== Rows ==

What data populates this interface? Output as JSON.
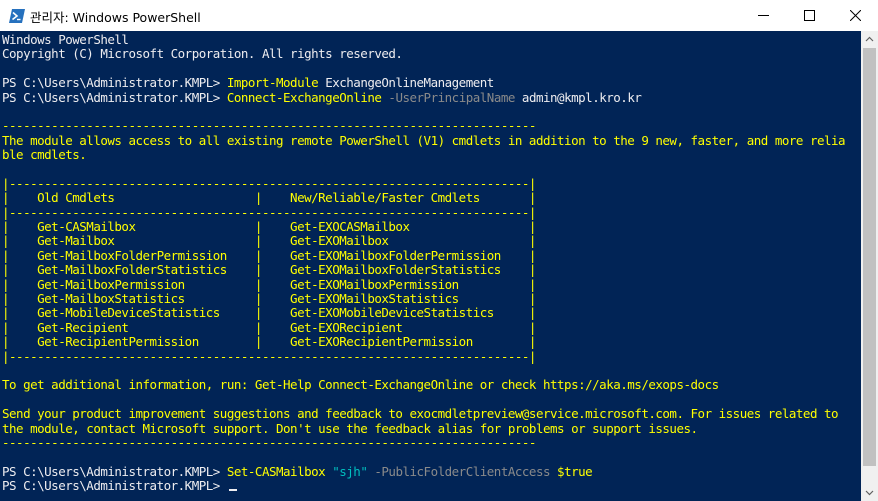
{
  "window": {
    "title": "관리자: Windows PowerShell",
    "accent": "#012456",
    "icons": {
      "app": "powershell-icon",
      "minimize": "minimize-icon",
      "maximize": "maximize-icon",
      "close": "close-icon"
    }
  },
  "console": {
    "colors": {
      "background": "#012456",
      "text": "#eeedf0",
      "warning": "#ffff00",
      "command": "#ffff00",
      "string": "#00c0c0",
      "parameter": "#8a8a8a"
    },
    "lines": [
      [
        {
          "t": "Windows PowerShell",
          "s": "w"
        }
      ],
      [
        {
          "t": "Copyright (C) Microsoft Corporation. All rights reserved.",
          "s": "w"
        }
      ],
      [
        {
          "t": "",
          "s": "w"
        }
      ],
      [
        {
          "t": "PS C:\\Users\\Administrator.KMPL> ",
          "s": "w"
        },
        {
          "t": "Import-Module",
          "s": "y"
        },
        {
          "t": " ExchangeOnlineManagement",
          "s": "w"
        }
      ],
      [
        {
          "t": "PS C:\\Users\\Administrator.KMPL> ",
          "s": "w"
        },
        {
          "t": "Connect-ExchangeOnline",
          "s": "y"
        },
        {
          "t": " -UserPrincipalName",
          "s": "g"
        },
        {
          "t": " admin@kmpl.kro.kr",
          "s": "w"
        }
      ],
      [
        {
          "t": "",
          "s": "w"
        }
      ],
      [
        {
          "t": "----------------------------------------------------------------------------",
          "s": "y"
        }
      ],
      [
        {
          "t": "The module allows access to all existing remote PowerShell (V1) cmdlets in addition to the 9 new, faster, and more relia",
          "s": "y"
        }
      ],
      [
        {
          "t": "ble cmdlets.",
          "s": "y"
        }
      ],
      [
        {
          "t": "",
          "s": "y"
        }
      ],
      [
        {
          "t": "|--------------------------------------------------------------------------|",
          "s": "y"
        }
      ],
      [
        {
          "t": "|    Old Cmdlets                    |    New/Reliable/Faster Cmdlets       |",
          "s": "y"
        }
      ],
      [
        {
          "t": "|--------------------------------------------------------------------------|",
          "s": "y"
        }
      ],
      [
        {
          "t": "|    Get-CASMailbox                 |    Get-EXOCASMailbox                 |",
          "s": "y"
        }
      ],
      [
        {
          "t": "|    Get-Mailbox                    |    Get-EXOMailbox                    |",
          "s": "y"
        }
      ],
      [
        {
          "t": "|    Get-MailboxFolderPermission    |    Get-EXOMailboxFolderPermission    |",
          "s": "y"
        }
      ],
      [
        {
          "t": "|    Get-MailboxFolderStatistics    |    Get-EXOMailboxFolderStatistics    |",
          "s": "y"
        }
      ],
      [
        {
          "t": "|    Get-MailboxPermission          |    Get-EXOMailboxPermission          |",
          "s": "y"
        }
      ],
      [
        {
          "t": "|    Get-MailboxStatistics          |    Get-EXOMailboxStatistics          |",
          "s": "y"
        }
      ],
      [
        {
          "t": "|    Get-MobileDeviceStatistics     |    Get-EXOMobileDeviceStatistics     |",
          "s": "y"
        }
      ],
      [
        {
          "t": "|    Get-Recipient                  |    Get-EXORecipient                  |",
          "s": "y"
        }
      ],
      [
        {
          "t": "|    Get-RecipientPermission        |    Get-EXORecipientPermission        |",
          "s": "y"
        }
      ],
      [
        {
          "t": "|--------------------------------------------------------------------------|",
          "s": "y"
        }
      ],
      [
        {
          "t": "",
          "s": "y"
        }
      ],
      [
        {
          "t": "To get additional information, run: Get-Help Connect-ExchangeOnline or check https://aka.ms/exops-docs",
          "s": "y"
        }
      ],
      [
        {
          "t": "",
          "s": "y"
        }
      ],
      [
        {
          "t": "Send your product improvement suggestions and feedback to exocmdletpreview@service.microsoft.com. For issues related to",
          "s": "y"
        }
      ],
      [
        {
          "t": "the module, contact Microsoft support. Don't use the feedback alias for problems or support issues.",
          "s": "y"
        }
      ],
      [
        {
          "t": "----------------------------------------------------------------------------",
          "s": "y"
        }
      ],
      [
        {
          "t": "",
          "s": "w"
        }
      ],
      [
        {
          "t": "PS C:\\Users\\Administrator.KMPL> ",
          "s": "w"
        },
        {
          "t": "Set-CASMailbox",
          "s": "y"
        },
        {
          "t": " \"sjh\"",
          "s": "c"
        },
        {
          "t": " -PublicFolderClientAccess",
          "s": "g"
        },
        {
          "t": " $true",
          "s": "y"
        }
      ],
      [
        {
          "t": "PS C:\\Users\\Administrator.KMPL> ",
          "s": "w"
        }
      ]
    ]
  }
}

===
== Rows ==

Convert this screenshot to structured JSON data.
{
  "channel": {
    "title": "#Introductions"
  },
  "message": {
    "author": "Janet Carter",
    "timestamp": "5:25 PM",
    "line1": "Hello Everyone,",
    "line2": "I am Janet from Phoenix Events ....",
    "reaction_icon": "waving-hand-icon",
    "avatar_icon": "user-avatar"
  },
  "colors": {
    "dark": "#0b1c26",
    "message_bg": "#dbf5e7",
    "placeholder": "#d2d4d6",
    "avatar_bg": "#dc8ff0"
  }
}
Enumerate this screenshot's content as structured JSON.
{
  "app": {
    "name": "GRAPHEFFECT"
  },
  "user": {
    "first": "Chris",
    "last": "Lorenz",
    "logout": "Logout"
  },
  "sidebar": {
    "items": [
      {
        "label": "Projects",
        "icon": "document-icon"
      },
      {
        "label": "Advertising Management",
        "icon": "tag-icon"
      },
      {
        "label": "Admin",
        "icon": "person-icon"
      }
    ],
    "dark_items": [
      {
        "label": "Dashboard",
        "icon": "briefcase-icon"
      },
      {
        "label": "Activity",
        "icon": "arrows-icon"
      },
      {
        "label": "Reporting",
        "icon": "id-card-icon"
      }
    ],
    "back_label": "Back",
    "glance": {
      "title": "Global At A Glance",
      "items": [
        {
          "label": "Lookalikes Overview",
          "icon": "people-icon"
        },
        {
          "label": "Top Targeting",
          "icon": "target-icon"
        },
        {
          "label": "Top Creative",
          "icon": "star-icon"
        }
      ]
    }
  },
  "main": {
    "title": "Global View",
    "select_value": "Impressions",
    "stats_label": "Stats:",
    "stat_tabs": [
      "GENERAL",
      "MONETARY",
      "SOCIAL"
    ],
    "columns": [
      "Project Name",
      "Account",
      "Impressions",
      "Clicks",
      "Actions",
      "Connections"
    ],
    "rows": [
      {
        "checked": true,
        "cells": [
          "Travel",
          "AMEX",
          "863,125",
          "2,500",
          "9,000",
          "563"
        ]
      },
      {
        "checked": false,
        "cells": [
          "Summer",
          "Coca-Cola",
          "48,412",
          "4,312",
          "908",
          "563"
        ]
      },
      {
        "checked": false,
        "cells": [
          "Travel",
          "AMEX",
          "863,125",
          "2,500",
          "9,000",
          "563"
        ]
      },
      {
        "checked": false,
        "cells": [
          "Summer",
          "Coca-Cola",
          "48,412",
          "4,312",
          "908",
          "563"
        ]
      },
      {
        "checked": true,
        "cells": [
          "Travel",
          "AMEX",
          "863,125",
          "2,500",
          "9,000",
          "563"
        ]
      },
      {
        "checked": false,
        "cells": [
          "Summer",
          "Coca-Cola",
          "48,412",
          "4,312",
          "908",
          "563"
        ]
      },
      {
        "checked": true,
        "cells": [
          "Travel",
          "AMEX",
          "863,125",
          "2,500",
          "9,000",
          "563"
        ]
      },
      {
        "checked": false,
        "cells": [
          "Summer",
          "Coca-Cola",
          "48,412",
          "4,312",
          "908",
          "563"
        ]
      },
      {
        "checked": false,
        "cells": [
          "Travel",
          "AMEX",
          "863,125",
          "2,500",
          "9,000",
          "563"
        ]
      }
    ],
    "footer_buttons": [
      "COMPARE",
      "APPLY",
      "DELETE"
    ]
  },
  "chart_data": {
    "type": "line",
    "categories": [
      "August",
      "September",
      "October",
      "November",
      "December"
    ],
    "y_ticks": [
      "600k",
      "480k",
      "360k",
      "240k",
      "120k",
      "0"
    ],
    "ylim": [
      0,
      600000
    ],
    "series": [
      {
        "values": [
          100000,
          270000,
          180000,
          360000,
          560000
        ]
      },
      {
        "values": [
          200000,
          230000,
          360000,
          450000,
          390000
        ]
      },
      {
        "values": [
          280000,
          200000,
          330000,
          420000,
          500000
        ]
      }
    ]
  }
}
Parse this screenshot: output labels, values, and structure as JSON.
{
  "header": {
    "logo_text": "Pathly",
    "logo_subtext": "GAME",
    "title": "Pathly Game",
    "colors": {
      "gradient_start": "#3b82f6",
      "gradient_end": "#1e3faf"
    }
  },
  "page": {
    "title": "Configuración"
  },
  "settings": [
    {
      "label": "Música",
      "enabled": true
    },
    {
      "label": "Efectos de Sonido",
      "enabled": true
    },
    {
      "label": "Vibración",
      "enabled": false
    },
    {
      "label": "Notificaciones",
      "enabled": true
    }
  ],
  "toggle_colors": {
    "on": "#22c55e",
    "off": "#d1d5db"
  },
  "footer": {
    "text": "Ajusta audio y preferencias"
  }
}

===
== Rows ==

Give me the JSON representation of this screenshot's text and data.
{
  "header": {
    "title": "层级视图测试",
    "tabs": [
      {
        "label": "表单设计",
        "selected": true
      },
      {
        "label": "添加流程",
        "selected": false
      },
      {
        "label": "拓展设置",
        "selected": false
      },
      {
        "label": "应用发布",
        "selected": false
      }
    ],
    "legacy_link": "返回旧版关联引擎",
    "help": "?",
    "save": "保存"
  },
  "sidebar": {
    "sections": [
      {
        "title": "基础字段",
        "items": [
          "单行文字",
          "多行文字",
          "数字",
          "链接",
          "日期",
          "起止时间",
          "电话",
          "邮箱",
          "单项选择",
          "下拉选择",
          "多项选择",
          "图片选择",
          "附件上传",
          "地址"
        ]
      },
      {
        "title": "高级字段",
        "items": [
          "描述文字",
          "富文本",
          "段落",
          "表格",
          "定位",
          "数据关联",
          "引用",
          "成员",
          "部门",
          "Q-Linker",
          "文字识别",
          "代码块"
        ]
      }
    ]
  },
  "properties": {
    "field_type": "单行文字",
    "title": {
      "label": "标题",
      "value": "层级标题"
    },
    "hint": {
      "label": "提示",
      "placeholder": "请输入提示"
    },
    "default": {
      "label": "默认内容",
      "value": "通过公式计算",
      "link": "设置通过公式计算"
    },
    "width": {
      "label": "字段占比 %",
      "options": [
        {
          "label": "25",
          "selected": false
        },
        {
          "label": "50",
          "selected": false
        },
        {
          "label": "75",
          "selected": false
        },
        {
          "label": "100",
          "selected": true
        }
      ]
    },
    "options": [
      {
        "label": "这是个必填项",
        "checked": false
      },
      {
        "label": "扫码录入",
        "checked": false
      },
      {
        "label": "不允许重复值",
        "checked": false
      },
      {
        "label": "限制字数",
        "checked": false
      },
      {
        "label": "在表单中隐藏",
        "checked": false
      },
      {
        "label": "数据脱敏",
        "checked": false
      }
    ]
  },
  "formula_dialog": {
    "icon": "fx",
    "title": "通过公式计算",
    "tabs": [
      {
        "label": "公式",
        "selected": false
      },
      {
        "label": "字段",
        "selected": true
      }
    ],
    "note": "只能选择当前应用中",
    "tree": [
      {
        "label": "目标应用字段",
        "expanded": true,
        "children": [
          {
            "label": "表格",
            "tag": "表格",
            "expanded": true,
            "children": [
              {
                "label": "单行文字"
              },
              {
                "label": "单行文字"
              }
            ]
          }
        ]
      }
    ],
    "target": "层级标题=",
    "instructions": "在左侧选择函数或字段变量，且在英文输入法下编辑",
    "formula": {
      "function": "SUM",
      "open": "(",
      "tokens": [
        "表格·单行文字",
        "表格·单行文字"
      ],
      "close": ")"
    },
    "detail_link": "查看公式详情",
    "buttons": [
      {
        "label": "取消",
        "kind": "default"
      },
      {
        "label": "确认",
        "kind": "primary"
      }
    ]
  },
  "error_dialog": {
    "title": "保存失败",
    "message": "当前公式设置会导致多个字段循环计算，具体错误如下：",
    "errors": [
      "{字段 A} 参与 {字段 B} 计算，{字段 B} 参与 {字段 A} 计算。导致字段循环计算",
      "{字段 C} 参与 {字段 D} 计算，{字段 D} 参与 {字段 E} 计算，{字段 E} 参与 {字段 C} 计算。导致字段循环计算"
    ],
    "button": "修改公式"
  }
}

===

> What you will do
Where a line holds "单行文字", copy it out.

> Answer for this exercise
          "单行文字",
    "field_type": "单行文字",
                "label": "单行文字"
                "label": "单行文字"
        "表格·单行文字",
        "表格·单行文字"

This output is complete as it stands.